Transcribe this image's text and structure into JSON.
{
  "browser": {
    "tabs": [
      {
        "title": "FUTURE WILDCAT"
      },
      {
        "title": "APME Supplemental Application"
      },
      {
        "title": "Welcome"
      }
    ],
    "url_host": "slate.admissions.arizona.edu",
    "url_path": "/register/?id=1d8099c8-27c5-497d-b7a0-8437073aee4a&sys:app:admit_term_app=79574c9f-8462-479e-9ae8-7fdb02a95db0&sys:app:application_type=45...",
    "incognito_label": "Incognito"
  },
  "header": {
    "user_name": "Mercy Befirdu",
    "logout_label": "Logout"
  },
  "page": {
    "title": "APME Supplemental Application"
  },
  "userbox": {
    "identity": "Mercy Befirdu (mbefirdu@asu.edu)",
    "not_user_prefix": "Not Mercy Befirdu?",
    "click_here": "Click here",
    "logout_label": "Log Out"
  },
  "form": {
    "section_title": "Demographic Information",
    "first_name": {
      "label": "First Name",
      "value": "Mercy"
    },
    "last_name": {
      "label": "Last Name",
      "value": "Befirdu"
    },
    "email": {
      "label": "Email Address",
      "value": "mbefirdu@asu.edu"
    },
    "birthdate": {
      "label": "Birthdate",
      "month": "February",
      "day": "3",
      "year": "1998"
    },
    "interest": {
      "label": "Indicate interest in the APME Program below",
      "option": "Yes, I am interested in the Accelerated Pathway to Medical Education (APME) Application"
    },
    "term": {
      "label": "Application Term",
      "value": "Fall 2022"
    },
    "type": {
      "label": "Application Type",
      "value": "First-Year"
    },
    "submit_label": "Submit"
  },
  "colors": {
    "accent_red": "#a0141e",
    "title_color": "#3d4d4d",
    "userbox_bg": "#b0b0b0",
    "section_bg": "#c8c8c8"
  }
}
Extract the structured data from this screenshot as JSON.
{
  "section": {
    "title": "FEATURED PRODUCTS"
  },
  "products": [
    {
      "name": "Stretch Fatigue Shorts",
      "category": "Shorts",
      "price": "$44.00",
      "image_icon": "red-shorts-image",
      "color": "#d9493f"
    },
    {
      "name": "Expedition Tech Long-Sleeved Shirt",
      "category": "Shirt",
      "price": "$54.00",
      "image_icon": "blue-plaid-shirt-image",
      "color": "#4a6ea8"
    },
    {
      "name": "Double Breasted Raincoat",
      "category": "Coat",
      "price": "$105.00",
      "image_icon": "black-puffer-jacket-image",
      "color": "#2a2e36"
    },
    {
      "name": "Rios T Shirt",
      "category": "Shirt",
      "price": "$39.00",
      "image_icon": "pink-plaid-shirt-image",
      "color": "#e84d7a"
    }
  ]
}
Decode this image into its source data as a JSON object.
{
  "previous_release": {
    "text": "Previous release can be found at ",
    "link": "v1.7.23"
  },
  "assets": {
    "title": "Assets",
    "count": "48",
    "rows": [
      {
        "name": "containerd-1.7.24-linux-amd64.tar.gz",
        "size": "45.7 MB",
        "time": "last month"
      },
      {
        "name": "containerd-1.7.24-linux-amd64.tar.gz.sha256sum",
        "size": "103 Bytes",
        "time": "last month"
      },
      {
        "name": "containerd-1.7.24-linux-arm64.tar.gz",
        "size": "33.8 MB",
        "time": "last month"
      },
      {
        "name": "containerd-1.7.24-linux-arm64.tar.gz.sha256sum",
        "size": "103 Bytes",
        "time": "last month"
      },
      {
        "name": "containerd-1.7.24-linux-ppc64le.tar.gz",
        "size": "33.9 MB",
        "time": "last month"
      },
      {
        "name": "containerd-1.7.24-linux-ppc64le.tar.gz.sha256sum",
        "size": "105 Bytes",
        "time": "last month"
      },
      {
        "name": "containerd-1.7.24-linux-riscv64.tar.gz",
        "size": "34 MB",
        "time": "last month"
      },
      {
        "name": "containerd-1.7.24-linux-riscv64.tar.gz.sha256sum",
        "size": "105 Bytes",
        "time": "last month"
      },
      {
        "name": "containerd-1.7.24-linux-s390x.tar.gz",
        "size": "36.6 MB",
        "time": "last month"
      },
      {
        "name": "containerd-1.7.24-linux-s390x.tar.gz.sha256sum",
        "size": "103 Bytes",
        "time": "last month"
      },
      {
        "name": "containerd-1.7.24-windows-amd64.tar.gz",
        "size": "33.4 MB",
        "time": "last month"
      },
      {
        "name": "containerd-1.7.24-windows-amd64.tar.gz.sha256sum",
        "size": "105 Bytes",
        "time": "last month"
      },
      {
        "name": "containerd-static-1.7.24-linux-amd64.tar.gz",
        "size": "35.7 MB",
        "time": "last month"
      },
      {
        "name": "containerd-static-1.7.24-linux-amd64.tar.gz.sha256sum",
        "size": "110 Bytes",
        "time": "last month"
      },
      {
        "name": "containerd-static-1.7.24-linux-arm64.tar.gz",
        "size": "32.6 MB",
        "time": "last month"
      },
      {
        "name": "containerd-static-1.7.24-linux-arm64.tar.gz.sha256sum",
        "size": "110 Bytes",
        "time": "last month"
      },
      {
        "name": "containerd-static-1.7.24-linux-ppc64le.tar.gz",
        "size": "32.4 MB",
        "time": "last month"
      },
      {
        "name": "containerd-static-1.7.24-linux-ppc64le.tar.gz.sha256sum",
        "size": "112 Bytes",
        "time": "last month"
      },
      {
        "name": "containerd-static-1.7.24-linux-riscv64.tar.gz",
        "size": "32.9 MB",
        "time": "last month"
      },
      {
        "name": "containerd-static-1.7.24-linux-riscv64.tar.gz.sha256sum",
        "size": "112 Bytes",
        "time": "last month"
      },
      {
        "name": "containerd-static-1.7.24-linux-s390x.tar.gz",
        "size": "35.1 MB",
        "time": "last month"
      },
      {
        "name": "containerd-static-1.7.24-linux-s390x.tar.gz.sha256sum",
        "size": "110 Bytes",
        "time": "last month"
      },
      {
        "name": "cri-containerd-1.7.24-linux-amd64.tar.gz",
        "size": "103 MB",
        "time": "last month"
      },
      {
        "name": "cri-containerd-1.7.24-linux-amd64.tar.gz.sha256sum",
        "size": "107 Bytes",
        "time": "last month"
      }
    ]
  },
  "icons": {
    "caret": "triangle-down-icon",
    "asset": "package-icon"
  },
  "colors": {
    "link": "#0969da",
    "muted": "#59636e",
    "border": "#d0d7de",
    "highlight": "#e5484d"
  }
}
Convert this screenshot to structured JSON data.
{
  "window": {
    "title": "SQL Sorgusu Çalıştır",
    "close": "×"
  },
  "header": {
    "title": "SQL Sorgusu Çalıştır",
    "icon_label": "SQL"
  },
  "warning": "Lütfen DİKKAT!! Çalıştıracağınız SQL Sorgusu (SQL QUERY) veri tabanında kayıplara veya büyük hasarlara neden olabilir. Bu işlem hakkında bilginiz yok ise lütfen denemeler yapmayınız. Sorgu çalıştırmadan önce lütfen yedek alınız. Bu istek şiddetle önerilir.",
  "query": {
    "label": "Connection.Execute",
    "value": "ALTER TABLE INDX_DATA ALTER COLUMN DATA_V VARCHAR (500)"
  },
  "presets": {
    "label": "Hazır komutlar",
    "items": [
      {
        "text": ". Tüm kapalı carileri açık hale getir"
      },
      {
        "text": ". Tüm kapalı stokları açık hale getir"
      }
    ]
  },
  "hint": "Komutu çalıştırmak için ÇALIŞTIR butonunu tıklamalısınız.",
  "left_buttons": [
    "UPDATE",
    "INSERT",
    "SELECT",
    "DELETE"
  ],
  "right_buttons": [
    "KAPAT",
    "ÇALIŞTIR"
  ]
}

——

• PROBLEM TO WORK ON:
Reproduce the data in its entirety, matching each character.

• SOLVED PROBLEM:
Transcribe this image's text and structure into JSON.
{
  "browser": {
    "tabs": [
      {
        "title": "FUTURE WILDCAT"
      },
      {
        "title": "APME Supplemental Application"
      },
      {
        "title": "Welcome"
      }
    ],
    "url_host": "slate.admissions.arizona.edu",
    "url_path": "/register/?id=1d8099c8-27c5-497d-b7a0-8437073aee4a&sys:app:admit_term_app=79574c9f-8462-479e-9ae8-7fdb02a95db0&sys:app:application_type=45...",
    "incognito_label": "Incognito"
  },
  "header": {
    "user_name": "Mercy Befirdu",
    "logout_label": "Logout"
  },
  "page": {
    "title": "APME Supplemental Application"
  },
  "userbox": {
    "identity": "Mercy Befirdu (mbefirdu@asu.edu)",
    "not_user_prefix": "Not Mercy Befirdu?",
    "click_here": "Click here",
    "logout_label": "Log Out"
  },
  "form": {
    "section_title": "Demographic Information",
    "first_name": {
      "label": "First Name",
      "value": "Mercy"
    },
    "last_name": {
      "label": "Last Name",
      "value": "Befirdu"
    },
    "email": {
      "label": "Email Address",
      "value": "mbefirdu@asu.edu"
    },
    "birthdate": {
      "label": "Birthdate",
      "month": "February",
      "day": "3",
      "year": "1998"
    },
    "interest": {
      "label": "Indicate interest in the APME Program below",
      "option": "Yes, I am interested in the Accelerated Pathway to Medical Education (APME) Application"
    },
    "term": {
      "label": "Application Term",
      "value": "Fall 2022"
    },
    "type": {
      "label": "Application Type",
      "value": "First-Year"
    },
    "submit_label": "Submit"
  },
  "colors": {
    "accent_red": "#a0141e",
    "title_color": "#3d4d4d",
    "userbox_bg": "#b0b0b0",
    "section_bg": "#c8c8c8"
  }
}
Extract the structured data from this screenshot as JSON.
{
  "section": {
    "title": "FEATURED PRODUCTS"
  },
  "products": [
    {
      "name": "Stretch Fatigue Shorts",
      "category": "Shorts",
      "price": "$44.00",
      "image_icon": "red-shorts-image",
      "color": "#d9493f"
    },
    {
      "name": "Expedition Tech Long-Sleeved Shirt",
      "category": "Shirt",
      "price": "$54.00",
      "image_icon": "blue-plaid-shirt-image",
      "color": "#4a6ea8"
    },
    {
      "name": "Double Breasted Raincoat",
      "category": "Coat",
      "price": "$105.00",
      "image_icon": "black-puffer-jacket-image",
      "color": "#2a2e36"
    },
    {
      "name": "Rios T Shirt",
      "category": "Shirt",
      "price": "$39.00",
      "image_icon": "pink-plaid-shirt-image",
      "color": "#e84d7a"
    }
  ]
}
Decode this image into its source data as a JSON object.
{
  "previous_release": {
    "text": "Previous release can be found at ",
    "link": "v1.7.23"
  },
  "assets": {
    "title": "Assets",
    "count": "48",
    "rows": [
      {
        "name": "containerd-1.7.24-linux-amd64.tar.gz",
        "size": "45.7 MB",
        "time": "last month"
      },
      {
        "name": "containerd-1.7.24-linux-amd64.tar.gz.sha256sum",
        "size": "103 Bytes",
        "time": "last month"
      },
      {
        "name": "containerd-1.7.24-linux-arm64.tar.gz",
        "size": "33.8 MB",
        "time": "last month"
      },
      {
        "name": "containerd-1.7.24-linux-arm64.tar.gz.sha256sum",
        "size": "103 Bytes",
        "time": "last month"
      },
      {
        "name": "containerd-1.7.24-linux-ppc64le.tar.gz",
        "size": "33.9 MB",
        "time": "last month"
      },
      {
        "name": "containerd-1.7.24-linux-ppc64le.tar.gz.sha256sum",
        "size": "105 Bytes",
        "time": "last month"
      },
      {
        "name": "containerd-1.7.24-linux-riscv64.tar.gz",
        "size": "34 MB",
        "time": "last month"
      },
      {
        "name": "containerd-1.7.24-linux-riscv64.tar.gz.sha256sum",
        "size": "105 Bytes",
        "time": "last month"
      },
      {
        "name": "containerd-1.7.24-linux-s390x.tar.gz",
        "size": "36.6 MB",
        "time": "last month"
      },
      {
        "name": "containerd-1.7.24-linux-s390x.tar.gz.sha256sum",
        "size": "103 Bytes",
        "time": "last month"
      },
      {
        "name": "containerd-1.7.24-windows-amd64.tar.gz",
        "size": "33.4 MB",
        "time": "last month"
      },
      {
        "name": "containerd-1.7.24-windows-amd64.tar.gz.sha256sum",
        "size": "105 Bytes",
        "time": "last month"
      },
      {
        "name": "containerd-static-1.7.24-linux-amd64.tar.gz",
        "size": "35.7 MB",
        "time": "last month"
      },
      {
        "name": "containerd-static-1.7.24-linux-amd64.tar.gz.sha256sum",
        "size": "110 Bytes",
        "time": "last month"
      },
      {
        "name": "containerd-static-1.7.24-linux-arm64.tar.gz",
        "size": "32.6 MB",
        "time": "last month"
      },
      {
        "name": "containerd-static-1.7.24-linux-arm64.tar.gz.sha256sum",
        "size": "110 Bytes",
        "time": "last month"
      },
      {
        "name": "containerd-static-1.7.24-linux-ppc64le.tar.gz",
        "size": "32.4 MB",
        "time": "last month"
      },
      {
        "name": "containerd-static-1.7.24-linux-ppc64le.tar.gz.sha256sum",
        "size": "112 Bytes",
        "time": "last month"
      },
      {
        "name": "containerd-static-1.7.24-linux-riscv64.tar.gz",
        "size": "32.9 MB",
        "time": "last month"
      },
      {
        "name": "containerd-static-1.7.24-linux-riscv64.tar.gz.sha256sum",
        "size": "112 Bytes",
        "time": "last month"
      },
      {
        "name": "containerd-static-1.7.24-linux-s390x.tar.gz",
        "size": "35.1 MB",
        "time": "last month"
      },
      {
        "name": "containerd-static-1.7.24-linux-s390x.tar.gz.sha256sum",
        "size": "110 Bytes",
        "time": "last month"
      },
      {
        "name": "cri-containerd-1.7.24-linux-amd64.tar.gz",
        "size": "103 MB",
        "time": "last month"
      },
      {
        "name": "cri-containerd-1.7.24-linux-amd64.tar.gz.sha256sum",
        "size": "107 Bytes",
        "time": "last month"
      }
    ]
  },
  "icons": {
    "caret": "triangle-down-icon",
    "asset": "package-icon"
  },
  "colors": {
    "link": "#0969da",
    "muted": "#59636e",
    "border": "#d0d7de",
    "highlight": "#e5484d"
  }
}
Convert this screenshot to structured JSON data.
{
  "window": {
    "title": "SQL Sorgusu Çalıştır",
    "close": "×"
  },
  "header": {
    "title": "SQL Sorgusu Çalıştır",
    "icon_label": "SQL"
  },
  "warning": "Lütfen DİKKAT!! Çalıştıracağınız SQL Sorgusu (SQL QUERY) veri tabanında kayıplara veya büyük hasarlara neden olabilir. Bu işlem hakkında bilginiz yok ise lütfen denemeler yapmayınız. Sorgu çalıştırmadan önce lütfen yedek alınız. Bu istek şiddetle önerilir.",
  "query": {
    "label": "Connection.Execute",
    "value": "ALTER TABLE INDX_DATA ALTER COLUMN DATA_V VARCHAR (500)"
  },
  "presets": {
    "label": "Hazır komutlar",
    "items": [
      {
        "text": ". Tüm kapalı carileri açık hale getir"
      },
      {
        "text": ". Tüm kapalı stokları açık hale getir"
      }
    ]
  },
  "hint": "Komutu çalıştırmak için ÇALIŞTIR butonunu tıklamalısınız.",
  "left_buttons": [
    "UPDATE",
    "INSERT",
    "SELECT",
    "DELETE"
  ],
  "right_buttons": [
    "KAPAT",
    "ÇALIŞTIR"
  ]
}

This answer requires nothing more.